Records
********************

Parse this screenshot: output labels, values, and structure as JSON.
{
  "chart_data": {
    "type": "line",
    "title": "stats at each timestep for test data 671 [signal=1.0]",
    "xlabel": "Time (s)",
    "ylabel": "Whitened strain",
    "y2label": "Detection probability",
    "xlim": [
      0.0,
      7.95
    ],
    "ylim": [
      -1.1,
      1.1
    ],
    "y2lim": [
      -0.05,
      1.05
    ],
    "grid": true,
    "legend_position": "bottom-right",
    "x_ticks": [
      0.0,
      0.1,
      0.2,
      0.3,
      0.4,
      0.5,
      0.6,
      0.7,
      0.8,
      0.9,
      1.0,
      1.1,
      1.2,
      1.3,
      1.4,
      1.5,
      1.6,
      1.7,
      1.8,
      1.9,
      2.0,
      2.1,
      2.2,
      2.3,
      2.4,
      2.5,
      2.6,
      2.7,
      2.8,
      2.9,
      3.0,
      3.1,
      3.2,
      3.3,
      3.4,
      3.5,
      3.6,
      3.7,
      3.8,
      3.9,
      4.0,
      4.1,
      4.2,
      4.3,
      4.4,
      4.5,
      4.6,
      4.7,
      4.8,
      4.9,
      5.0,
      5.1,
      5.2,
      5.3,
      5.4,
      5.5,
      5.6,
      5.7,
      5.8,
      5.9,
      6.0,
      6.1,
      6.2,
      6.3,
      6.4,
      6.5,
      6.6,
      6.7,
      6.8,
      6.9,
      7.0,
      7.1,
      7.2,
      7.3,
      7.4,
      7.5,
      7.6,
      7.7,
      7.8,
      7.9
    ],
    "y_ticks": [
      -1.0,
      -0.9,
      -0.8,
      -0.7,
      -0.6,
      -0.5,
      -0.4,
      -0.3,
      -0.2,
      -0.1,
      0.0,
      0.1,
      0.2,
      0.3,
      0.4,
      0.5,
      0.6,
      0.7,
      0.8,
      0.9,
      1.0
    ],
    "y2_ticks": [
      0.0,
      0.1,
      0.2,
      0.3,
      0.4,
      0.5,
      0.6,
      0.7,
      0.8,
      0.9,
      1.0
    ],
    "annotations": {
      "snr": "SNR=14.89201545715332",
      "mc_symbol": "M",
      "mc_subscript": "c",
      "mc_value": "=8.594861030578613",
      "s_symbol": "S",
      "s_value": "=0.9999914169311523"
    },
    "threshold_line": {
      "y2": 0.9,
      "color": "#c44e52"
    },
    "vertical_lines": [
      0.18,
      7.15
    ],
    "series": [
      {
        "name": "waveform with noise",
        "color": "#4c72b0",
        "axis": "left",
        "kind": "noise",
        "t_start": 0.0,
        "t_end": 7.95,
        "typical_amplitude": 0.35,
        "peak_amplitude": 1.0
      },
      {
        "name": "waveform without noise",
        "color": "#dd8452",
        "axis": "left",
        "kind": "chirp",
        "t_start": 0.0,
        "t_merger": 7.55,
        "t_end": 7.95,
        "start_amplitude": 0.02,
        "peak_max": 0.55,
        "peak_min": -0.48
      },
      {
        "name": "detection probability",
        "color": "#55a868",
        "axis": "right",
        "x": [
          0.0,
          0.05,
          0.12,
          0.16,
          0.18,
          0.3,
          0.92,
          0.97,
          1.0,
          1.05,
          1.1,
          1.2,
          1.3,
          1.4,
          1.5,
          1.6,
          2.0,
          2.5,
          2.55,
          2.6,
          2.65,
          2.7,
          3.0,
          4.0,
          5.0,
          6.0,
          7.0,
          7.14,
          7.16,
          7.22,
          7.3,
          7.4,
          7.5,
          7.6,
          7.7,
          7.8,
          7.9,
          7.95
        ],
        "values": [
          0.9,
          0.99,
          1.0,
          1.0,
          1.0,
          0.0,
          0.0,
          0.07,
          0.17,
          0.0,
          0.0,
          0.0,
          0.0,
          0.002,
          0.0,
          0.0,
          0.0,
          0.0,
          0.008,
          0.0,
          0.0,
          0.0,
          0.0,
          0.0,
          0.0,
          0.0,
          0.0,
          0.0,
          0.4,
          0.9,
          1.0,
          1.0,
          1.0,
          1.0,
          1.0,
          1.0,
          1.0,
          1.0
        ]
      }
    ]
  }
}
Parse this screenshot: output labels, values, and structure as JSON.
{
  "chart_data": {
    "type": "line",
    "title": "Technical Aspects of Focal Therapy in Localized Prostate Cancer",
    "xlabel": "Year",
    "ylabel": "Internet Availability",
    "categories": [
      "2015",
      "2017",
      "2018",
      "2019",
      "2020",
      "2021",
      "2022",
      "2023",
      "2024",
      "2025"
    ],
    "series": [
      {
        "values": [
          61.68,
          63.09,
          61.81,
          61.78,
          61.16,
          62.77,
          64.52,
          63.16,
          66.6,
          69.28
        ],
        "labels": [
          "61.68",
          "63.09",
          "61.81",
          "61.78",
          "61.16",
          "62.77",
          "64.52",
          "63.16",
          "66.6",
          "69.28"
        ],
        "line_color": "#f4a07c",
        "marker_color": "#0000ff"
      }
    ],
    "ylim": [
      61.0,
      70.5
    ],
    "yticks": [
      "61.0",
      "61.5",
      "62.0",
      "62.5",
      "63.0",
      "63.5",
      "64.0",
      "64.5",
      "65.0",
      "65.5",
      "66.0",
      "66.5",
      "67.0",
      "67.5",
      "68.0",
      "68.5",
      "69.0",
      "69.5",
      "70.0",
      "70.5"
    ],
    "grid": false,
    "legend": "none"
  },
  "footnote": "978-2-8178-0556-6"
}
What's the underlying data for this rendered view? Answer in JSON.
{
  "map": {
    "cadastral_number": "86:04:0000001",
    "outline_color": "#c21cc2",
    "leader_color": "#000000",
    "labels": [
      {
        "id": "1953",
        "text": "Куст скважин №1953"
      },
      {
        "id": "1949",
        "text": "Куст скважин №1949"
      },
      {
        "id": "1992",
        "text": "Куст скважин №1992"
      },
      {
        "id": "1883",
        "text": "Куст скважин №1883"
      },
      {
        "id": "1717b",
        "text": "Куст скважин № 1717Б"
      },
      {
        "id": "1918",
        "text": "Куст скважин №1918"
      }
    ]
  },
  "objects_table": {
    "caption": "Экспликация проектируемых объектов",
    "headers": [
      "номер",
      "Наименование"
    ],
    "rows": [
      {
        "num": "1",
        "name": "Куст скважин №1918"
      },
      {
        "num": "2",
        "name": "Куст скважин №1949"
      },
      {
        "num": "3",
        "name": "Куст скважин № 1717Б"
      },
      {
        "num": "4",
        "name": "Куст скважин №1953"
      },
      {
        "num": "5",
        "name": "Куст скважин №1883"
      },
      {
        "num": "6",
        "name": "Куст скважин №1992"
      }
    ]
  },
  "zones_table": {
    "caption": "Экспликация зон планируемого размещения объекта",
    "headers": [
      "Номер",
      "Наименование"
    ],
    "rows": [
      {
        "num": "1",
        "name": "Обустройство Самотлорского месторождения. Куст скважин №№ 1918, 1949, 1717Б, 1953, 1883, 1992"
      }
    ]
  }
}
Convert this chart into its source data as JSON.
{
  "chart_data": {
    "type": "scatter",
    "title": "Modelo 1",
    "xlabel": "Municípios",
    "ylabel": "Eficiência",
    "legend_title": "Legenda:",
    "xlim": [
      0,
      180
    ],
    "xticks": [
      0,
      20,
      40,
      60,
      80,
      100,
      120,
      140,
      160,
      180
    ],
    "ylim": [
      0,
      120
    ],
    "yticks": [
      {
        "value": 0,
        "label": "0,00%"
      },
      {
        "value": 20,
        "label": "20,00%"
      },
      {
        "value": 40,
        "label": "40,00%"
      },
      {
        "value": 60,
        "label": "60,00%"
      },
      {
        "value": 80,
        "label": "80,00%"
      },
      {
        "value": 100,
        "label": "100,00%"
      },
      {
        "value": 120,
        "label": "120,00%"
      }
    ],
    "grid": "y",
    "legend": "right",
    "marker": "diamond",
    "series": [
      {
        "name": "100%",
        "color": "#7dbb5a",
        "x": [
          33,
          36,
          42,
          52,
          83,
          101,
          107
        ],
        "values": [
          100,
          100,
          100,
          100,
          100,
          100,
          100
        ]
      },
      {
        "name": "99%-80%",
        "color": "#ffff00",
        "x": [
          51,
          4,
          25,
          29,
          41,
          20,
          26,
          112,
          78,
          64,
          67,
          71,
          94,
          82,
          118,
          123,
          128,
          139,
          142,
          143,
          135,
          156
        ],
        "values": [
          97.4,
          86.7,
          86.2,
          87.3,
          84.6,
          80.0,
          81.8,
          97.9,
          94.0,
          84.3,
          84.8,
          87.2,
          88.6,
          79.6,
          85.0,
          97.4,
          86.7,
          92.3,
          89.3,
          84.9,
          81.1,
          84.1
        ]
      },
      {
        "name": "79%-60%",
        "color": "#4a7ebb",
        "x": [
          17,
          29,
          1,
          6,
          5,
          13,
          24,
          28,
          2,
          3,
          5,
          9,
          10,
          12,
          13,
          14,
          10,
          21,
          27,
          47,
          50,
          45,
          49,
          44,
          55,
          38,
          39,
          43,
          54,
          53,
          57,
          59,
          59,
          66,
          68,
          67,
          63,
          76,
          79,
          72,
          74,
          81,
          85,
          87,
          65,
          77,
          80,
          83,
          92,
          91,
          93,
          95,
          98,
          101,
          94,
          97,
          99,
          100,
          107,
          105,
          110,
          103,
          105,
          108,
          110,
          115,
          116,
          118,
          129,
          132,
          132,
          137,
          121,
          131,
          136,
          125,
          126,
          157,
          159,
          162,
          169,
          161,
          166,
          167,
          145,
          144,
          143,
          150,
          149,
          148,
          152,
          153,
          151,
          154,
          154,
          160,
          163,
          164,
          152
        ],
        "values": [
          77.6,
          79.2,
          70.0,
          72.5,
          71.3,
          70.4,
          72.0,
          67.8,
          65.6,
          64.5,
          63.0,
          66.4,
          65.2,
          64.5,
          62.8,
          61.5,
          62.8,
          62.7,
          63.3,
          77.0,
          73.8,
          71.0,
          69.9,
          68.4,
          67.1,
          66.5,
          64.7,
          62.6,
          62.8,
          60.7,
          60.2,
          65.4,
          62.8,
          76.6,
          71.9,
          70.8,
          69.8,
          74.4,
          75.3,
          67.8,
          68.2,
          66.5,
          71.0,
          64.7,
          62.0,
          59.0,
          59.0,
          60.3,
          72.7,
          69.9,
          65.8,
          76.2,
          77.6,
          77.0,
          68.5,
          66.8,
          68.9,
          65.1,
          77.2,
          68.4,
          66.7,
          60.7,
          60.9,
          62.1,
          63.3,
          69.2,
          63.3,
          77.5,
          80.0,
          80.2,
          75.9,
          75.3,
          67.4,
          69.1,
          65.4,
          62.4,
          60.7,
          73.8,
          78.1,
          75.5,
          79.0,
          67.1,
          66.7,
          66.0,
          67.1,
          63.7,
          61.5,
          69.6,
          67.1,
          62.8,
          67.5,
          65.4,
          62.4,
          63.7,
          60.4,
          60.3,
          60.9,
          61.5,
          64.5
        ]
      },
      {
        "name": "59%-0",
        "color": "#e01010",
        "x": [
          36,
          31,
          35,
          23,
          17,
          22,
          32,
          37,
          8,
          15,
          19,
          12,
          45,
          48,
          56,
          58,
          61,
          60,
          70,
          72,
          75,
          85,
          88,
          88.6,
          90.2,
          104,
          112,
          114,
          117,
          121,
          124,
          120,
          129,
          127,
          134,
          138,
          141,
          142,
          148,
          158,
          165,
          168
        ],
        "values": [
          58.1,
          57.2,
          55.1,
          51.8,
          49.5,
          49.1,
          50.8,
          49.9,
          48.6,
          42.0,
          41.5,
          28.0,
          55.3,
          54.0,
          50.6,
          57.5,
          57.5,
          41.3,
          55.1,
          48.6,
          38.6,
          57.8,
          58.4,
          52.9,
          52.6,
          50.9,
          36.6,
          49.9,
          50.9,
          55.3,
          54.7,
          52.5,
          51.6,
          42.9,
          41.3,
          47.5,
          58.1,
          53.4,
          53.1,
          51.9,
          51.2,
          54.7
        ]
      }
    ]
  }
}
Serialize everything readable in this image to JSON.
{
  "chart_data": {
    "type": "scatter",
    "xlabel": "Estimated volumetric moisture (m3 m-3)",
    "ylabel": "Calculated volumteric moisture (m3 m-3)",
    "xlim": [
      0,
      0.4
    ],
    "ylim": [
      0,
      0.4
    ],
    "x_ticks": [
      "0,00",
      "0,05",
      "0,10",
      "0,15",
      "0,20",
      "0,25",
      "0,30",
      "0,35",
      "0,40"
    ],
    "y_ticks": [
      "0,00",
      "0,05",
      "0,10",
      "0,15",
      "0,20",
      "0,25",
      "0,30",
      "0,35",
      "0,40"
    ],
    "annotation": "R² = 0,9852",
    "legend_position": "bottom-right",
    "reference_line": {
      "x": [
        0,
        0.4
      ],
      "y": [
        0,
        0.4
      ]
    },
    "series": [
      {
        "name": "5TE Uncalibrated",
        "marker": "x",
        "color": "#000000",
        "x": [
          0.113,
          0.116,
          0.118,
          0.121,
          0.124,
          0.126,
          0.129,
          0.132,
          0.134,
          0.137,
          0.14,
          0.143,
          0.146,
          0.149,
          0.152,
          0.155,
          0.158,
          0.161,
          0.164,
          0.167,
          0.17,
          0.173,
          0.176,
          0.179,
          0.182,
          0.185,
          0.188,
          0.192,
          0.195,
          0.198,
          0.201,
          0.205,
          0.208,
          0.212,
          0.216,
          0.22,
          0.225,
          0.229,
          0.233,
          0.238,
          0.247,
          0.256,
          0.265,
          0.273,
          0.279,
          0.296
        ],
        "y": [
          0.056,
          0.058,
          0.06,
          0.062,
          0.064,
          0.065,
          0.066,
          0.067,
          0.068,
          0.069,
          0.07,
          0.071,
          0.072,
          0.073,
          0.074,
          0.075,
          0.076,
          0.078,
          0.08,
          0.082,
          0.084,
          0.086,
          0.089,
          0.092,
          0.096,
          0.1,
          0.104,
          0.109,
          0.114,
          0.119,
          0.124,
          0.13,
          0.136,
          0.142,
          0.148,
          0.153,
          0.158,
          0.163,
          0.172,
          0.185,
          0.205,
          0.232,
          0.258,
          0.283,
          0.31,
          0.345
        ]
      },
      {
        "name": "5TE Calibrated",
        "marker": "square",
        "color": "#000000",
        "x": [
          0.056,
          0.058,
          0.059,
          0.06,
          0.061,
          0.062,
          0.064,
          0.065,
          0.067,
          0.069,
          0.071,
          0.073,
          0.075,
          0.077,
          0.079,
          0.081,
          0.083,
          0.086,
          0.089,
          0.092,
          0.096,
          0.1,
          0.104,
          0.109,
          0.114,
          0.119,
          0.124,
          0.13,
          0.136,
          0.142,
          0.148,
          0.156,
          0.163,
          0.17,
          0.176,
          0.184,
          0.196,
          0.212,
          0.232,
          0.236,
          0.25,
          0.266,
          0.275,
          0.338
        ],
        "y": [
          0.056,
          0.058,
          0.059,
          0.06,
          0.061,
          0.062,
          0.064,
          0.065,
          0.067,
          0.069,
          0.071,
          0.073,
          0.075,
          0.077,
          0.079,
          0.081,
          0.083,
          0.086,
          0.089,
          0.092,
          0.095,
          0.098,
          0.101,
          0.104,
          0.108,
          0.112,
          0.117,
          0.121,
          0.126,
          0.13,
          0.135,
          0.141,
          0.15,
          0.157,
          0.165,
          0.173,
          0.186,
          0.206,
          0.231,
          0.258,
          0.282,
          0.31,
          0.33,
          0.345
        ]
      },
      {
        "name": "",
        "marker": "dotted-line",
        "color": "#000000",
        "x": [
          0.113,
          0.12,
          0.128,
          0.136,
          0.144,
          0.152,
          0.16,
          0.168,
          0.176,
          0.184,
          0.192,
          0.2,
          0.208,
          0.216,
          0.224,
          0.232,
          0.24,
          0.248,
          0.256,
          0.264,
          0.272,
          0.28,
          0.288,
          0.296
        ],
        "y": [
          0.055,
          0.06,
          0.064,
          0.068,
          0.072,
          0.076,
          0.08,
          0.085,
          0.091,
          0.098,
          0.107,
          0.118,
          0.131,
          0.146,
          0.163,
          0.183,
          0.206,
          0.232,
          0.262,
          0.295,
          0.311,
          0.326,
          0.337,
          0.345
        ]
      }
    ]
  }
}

********************

◆ **WHAT THE TASK REQUIRES**: In the entries above, find each line with the word "labels" and show it.

◆ **RESULT FOR THIS EXERCISE**:
Parse this screenshot: output labels, values, and structure as JSON.
Parse this screenshot: output labels, values, and structure as JSON.
        "labels": [
    "labels": [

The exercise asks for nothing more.